§ **Set task**:
Output solely the number of lines containing the string "document".

— begin Task material —

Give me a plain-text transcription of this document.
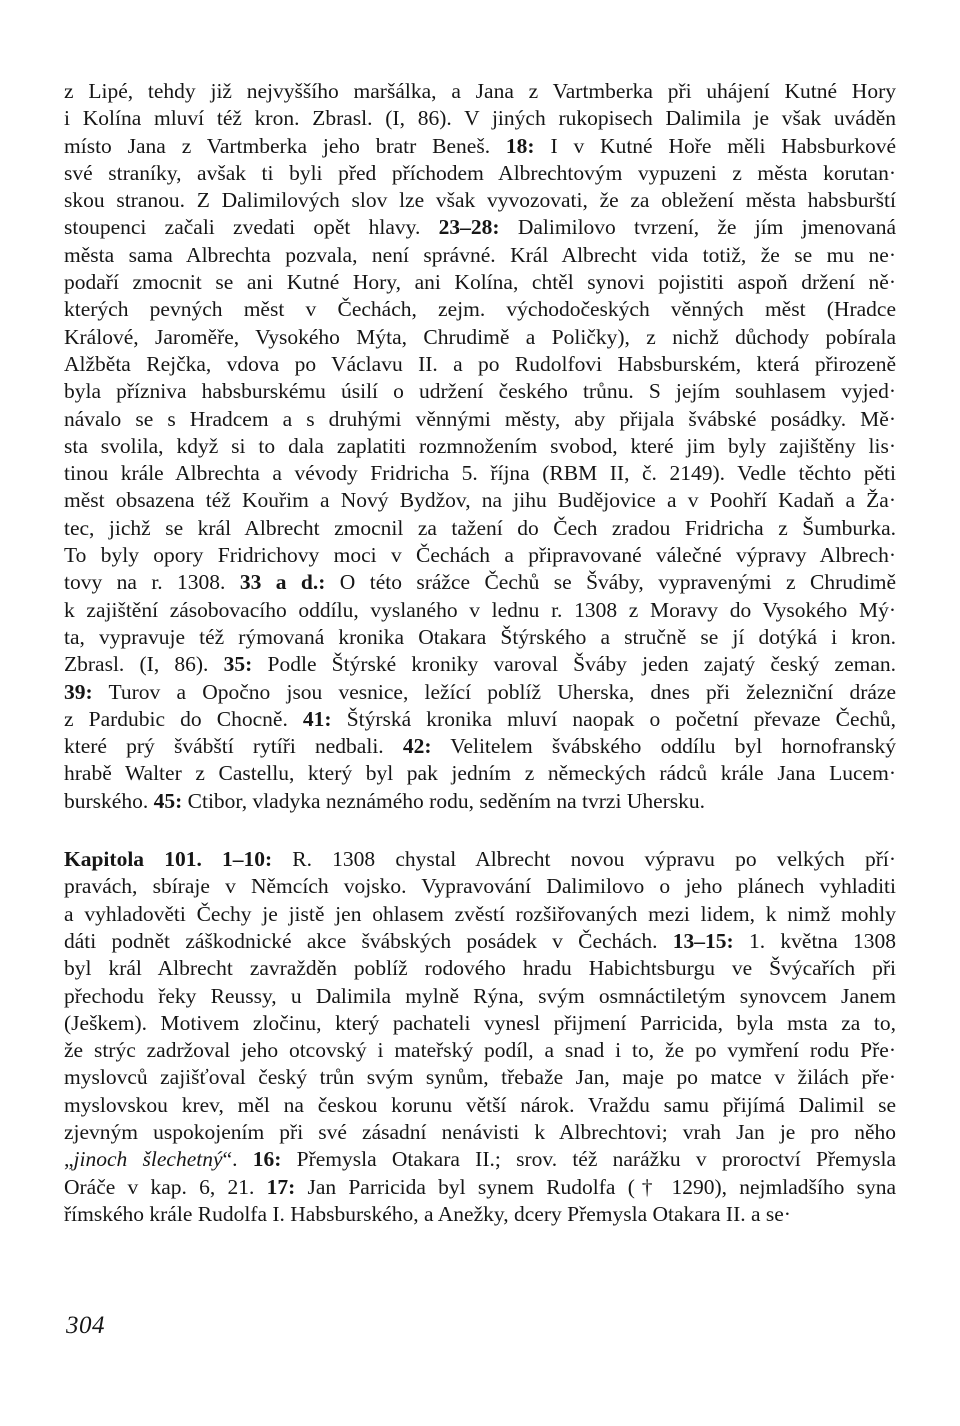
z Lipé, tehdy již nejvyššího maršálka, a Jana z Vartmberka při uhájení Kutné Hory
i Kolína mluví též kron. Zbrasl. (I, 86). V jiných rukopisech Dalimila je však uváděn
místo Jana z Vartmberka jeho bratr Beneš. 18: I v Kutné Hoře měli Habsburkové
své straníky, avšak ti byli před příchodem Albrechtovým vypuzeni z města korutan·
skou stranou. Z Dalimilových slov lze však vyvozovati, že za obležení města habsburští
stoupenci začali zvedati opět hlavy. 23–28: Dalimilovo tvrzení, že jím jmenovaná
města sama Albrechta pozvala, není správné. Král Albrecht vida totiž, že se mu ne·
podaří zmocnit se ani Kutné Hory, ani Kolína, chtěl synovi pojistiti aspoň držení ně·
kterých pevných měst v Čechách, zejm. východočeských věnných měst (Hradce
Králové, Jaroměře, Vysokého Mýta, Chrudimě a Poličky), z nichž důchody pobírala
Alžběta Rejčka, vdova po Václavu II. a po Rudolfovi Habsburském, která přirozeně
byla přízniva habsburskému úsilí o udržení českého trůnu. S jejím souhlasem vyjed·
návalo se s Hradcem a s druhými věnnými městy, aby přijala švábské posádky. Mě·
sta svolila, když si to dala zaplatiti rozmnožením svobod, které jim byly zajištěny lis·
tinou krále Albrechta a vévody Fridricha 5. října (RBM II, č. 2149). Vedle těchto pěti
měst obsazena též Kouřim a Nový Bydžov, na jihu Budějovice a v Poohří Kadaň a Ža·
tec, jichž se král Albrecht zmocnil za tažení do Čech zradou Fridricha z Šumburka.
To byly opory Fridrichovy moci v Čechách a připravované válečné výpravy Albrech·
tovy na r. 1308. 33 a d.: O této srážce Čechů se Šváby, vypravenými z Chrudimě
k zajištění zásobovacího oddílu, vyslaného v lednu r. 1308 z Moravy do Vysokého Mý·
ta, vypravuje též rýmovaná kronika Otakara Štýrského a stručně se jí dotýká i kron.
Zbrasl. (I, 86). 35: Podle Štýrské kroniky varoval Šváby jeden zajatý český zeman.
39: Turov a Opočno jsou vesnice, ležící poblíž Uherska, dnes při železniční dráze
z Pardubic do Chocně. 41: Štýrská kronika mluví naopak o početní převaze Čechů,
které prý švábští rytíři nedbali. 42: Velitelem švábského oddílu byl hornofranský
hrabě Walter z Castellu, který byl pak jedním z německých rádců krále Jana Lucem·
burského. 45: Ctibor, vladyka neznámého rodu, seděním na tvrzi Uhersku.
Kapitola 101. 1–10: R. 1308 chystal Albrecht novou výpravu po velkých pří·
pravách, sbíraje v Němcích vojsko. Vypravování Dalimilovo o jeho plánech vyhladiti
a vyhladověti Čechy je jistě jen ohlasem zvěstí rozšiřovaných mezi lidem, k nimž mohly
dáti podnět záškodnické akce švábských posádek v Čechách. 13–15: 1. května 1308
byl král Albrecht zavražděn poblíž rodového hradu Habichtsburgu ve Švýcařích při
přechodu řeky Reussy, u Dalimila mylně Rýna, svým osmnáctiletým synovcem Janem
(Ješkem). Motivem zločinu, který pachateli vynesl přijmení Parricida, byla msta za to,
že strýc zadržoval jeho otcovský i mateřský podíl, a snad i to, že po vymření rodu Pře·
myslovců zajišťoval český trůn svým synům, třebaže Jan, maje po matce v žilách pře·
myslovskou krev, měl na českou korunu větší nárok. Vraždu samu přijímá Dalimil se
zjevným uspokojením při své zásadní nenávisti k Albrechtovi; vrah Jan je pro něho
„jinoch šlechetný“. 16: Přemysla Otakara II.; srov. též narážku v proroctví Přemysla
Oráče v kap. 6, 21. 17: Jan Parricida byl synem Rudolfa († 1290), nejmladšího syna
římského krále Rudolfa I. Habsburského, a Anežky, dcery Přemysla Otakara II. a se·
304
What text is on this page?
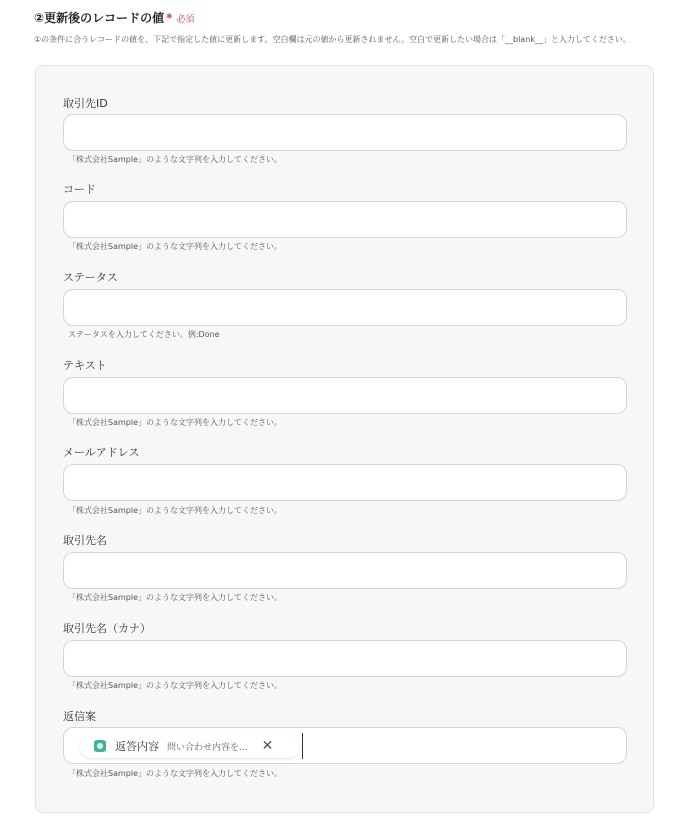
②更新後のレコードの値 * 必須
①の条件に合うレコードの値を、下記で指定した値に更新します。空白欄は元の値から更新されません。空白で更新したい場合は「__blank__」と入力してください。
取引先ID
「株式会社Sample」のような文字列を入力してください。
コード
「株式会社Sample」のような文字列を入力してください。
ステータス
ステータスを入力してください。例:Done
テキスト
「株式会社Sample」のような文字列を入力してください。
メールアドレス
「株式会社Sample」のような文字列を入力してください。
取引先名
「株式会社Sample」のような文字列を入力してください。
取引先名（カナ）
「株式会社Sample」のような文字列を入力してください。
返信案
「株式会社Sample」のような文字列を入力してください。
返答内容 問い合わせ内容を... ✕
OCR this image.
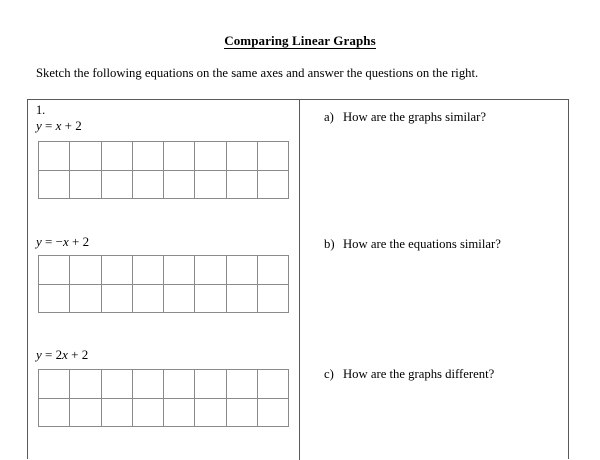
Comparing Linear Graphs
Sketch the following equations on the same axes and answer the questions on the right.
1.
y = x + 2
y = −x + 2
y = 2x + 2
a) How are the graphs similar?
b) How are the equations similar?
c) How are the graphs different?
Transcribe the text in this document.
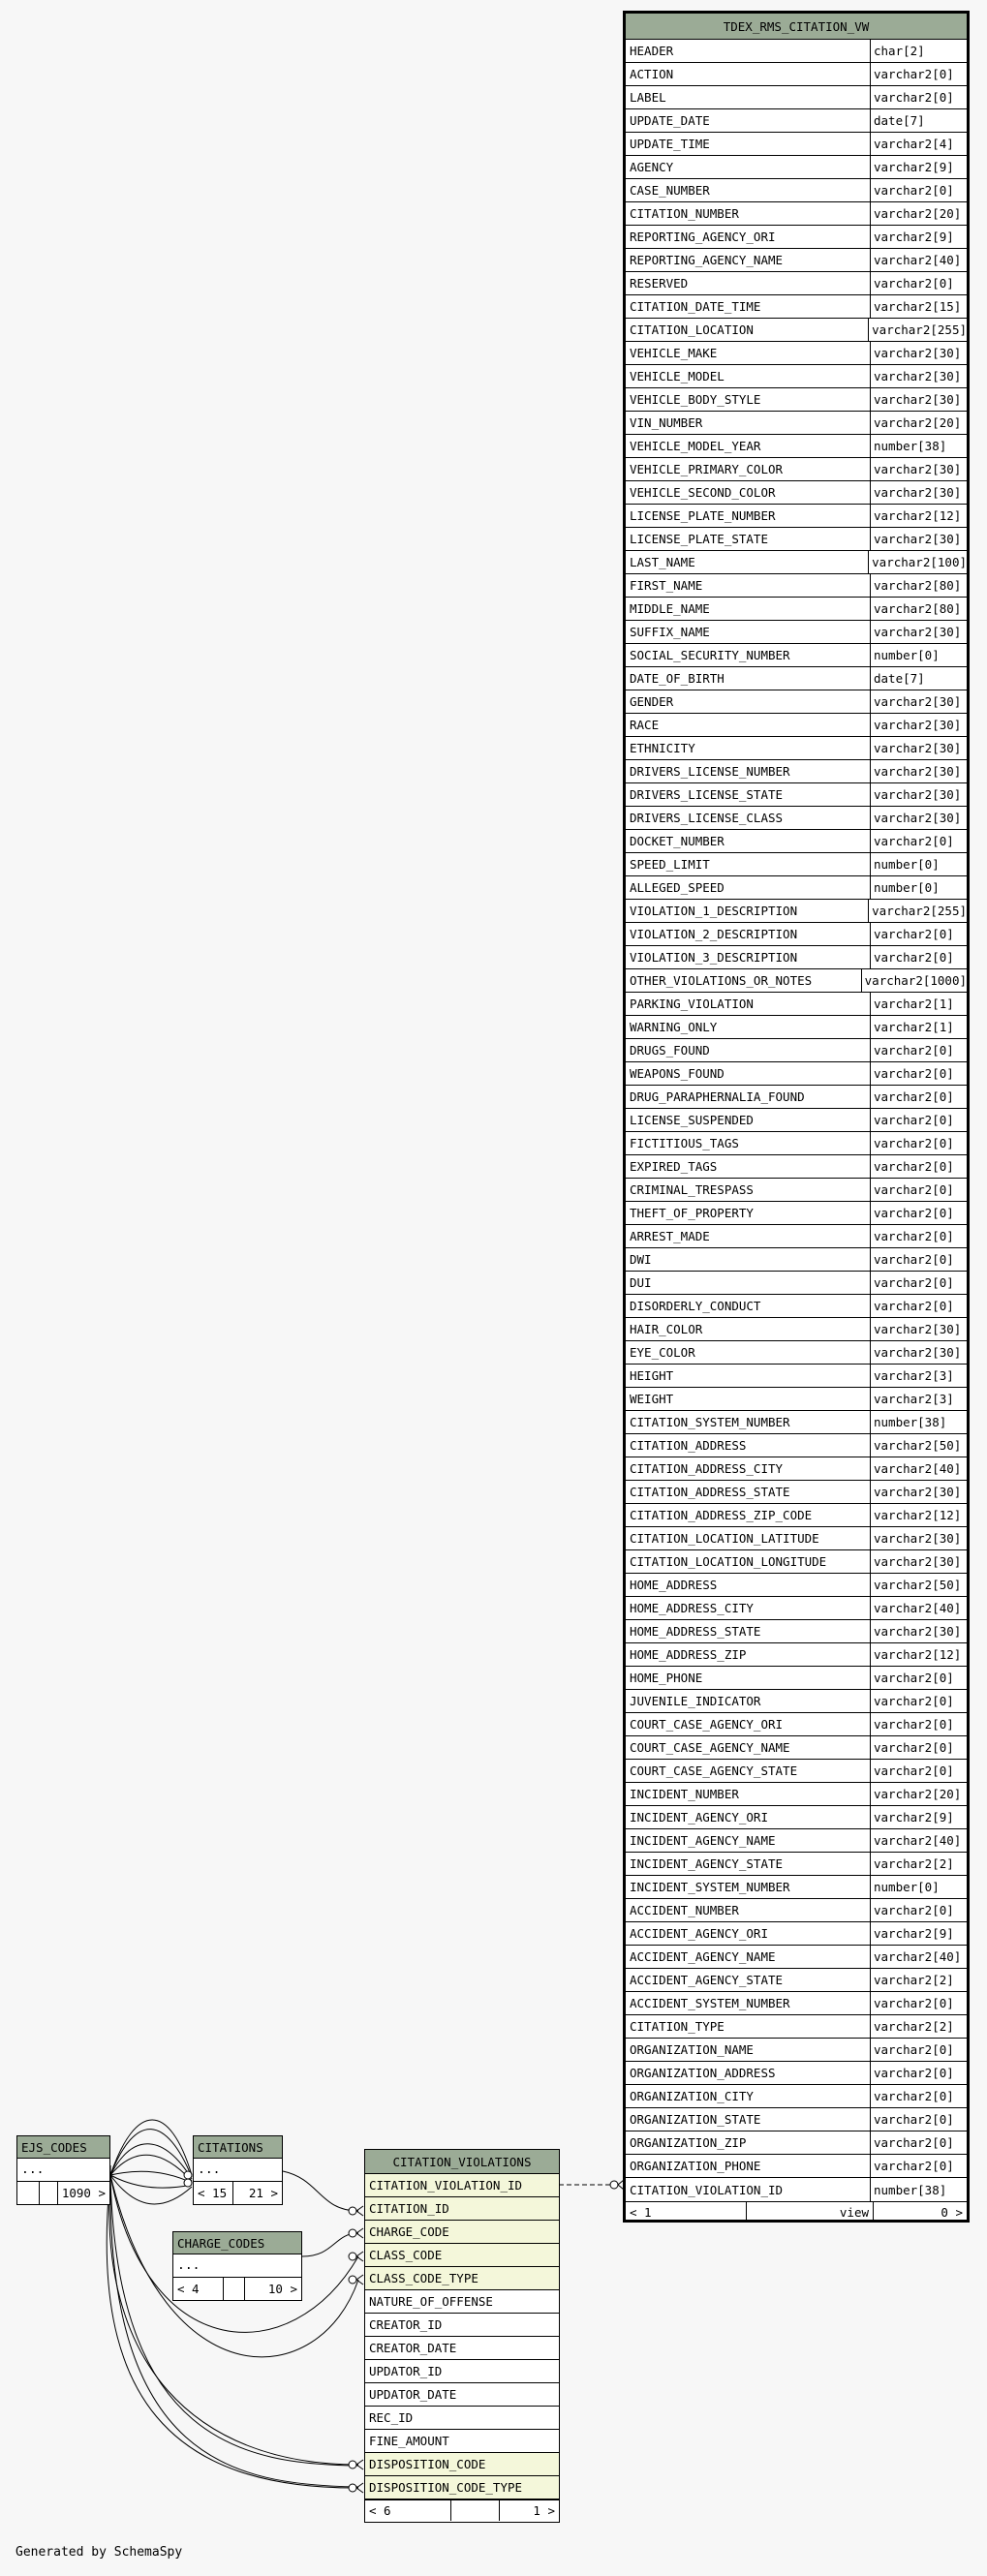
TDEX_RMS_CITATION_VW
HEADER	char[2]
ACTION	varchar2[0]
LABEL	varchar2[0]
UPDATE_DATE	date[7]
UPDATE_TIME	varchar2[4]
AGENCY	varchar2[9]
CASE_NUMBER	varchar2[0]
CITATION_NUMBER	varchar2[20]
REPORTING_AGENCY_ORI	varchar2[9]
REPORTING_AGENCY_NAME	varchar2[40]
RESERVED	varchar2[0]
CITATION_DATE_TIME	varchar2[15]
CITATION_LOCATION	varchar2[255]
VEHICLE_MAKE	varchar2[30]
VEHICLE_MODEL	varchar2[30]
VEHICLE_BODY_STYLE	varchar2[30]
VIN_NUMBER	varchar2[20]
VEHICLE_MODEL_YEAR	number[38]
VEHICLE_PRIMARY_COLOR	varchar2[30]
VEHICLE_SECOND_COLOR	varchar2[30]
LICENSE_PLATE_NUMBER	varchar2[12]
LICENSE_PLATE_STATE	varchar2[30]
LAST_NAME	varchar2[100]
FIRST_NAME	varchar2[80]
MIDDLE_NAME	varchar2[80]
SUFFIX_NAME	varchar2[30]
SOCIAL_SECURITY_NUMBER	number[0]
DATE_OF_BIRTH	date[7]
GENDER	varchar2[30]
RACE	varchar2[30]
ETHNICITY	varchar2[30]
DRIVERS_LICENSE_NUMBER	varchar2[30]
DRIVERS_LICENSE_STATE	varchar2[30]
DRIVERS_LICENSE_CLASS	varchar2[30]
DOCKET_NUMBER	varchar2[0]
SPEED_LIMIT	number[0]
ALLEGED_SPEED	number[0]
VIOLATION_1_DESCRIPTION	varchar2[255]
VIOLATION_2_DESCRIPTION	varchar2[0]
VIOLATION_3_DESCRIPTION	varchar2[0]
OTHER_VIOLATIONS_OR_NOTES	varchar2[1000]
PARKING_VIOLATION	varchar2[1]
WARNING_ONLY	varchar2[1]
DRUGS_FOUND	varchar2[0]
WEAPONS_FOUND	varchar2[0]
DRUG_PARAPHERNALIA_FOUND	varchar2[0]
LICENSE_SUSPENDED	varchar2[0]
FICTITIOUS_TAGS	varchar2[0]
EXPIRED_TAGS	varchar2[0]
CRIMINAL_TRESPASS	varchar2[0]
THEFT_OF_PROPERTY	varchar2[0]
ARREST_MADE	varchar2[0]
DWI	varchar2[0]
DUI	varchar2[0]
DISORDERLY_CONDUCT	varchar2[0]
HAIR_COLOR	varchar2[30]
EYE_COLOR	varchar2[30]
HEIGHT	varchar2[3]
WEIGHT	varchar2[3]
CITATION_SYSTEM_NUMBER	number[38]
CITATION_ADDRESS	varchar2[50]
CITATION_ADDRESS_CITY	varchar2[40]
CITATION_ADDRESS_STATE	varchar2[30]
CITATION_ADDRESS_ZIP_CODE	varchar2[12]
CITATION_LOCATION_LATITUDE	varchar2[30]
CITATION_LOCATION_LONGITUDE	varchar2[30]
HOME_ADDRESS	varchar2[50]
HOME_ADDRESS_CITY	varchar2[40]
HOME_ADDRESS_STATE	varchar2[30]
HOME_ADDRESS_ZIP	varchar2[12]
HOME_PHONE	varchar2[0]
JUVENILE_INDICATOR	varchar2[0]
COURT_CASE_AGENCY_ORI	varchar2[0]
COURT_CASE_AGENCY_NAME	varchar2[0]
COURT_CASE_AGENCY_STATE	varchar2[0]
INCIDENT_NUMBER	varchar2[20]
INCIDENT_AGENCY_ORI	varchar2[9]
INCIDENT_AGENCY_NAME	varchar2[40]
INCIDENT_AGENCY_STATE	varchar2[2]
INCIDENT_SYSTEM_NUMBER	number[0]
ACCIDENT_NUMBER	varchar2[0]
ACCIDENT_AGENCY_ORI	varchar2[9]
ACCIDENT_AGENCY_NAME	varchar2[40]
ACCIDENT_AGENCY_STATE	varchar2[2]
ACCIDENT_SYSTEM_NUMBER	varchar2[0]
CITATION_TYPE	varchar2[2]
ORGANIZATION_NAME	varchar2[0]
ORGANIZATION_ADDRESS	varchar2[0]
ORGANIZATION_CITY	varchar2[0]
ORGANIZATION_STATE	varchar2[0]
ORGANIZATION_ZIP	varchar2[0]
ORGANIZATION_PHONE	varchar2[0]
CITATION_VIOLATION_ID	number[38]
< 1	view	0 >
CITATION_VIOLATIONS
CITATION_VIOLATION_ID
CITATION_ID
CHARGE_CODE
CLASS_CODE
CLASS_CODE_TYPE
NATURE_OF_OFFENSE
CREATOR_ID
CREATOR_DATE
UPDATOR_ID
UPDATOR_DATE
REC_ID
FINE_AMOUNT
DISPOSITION_CODE
DISPOSITION_CODE_TYPE
< 6	1 >
EJS_CODES
...
1090 >
CITATIONS
...
< 15	21 >
CHARGE_CODES
...
< 4	10 >
Generated by SchemaSpy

— end Task material —

§ **Solution to this problem**:
2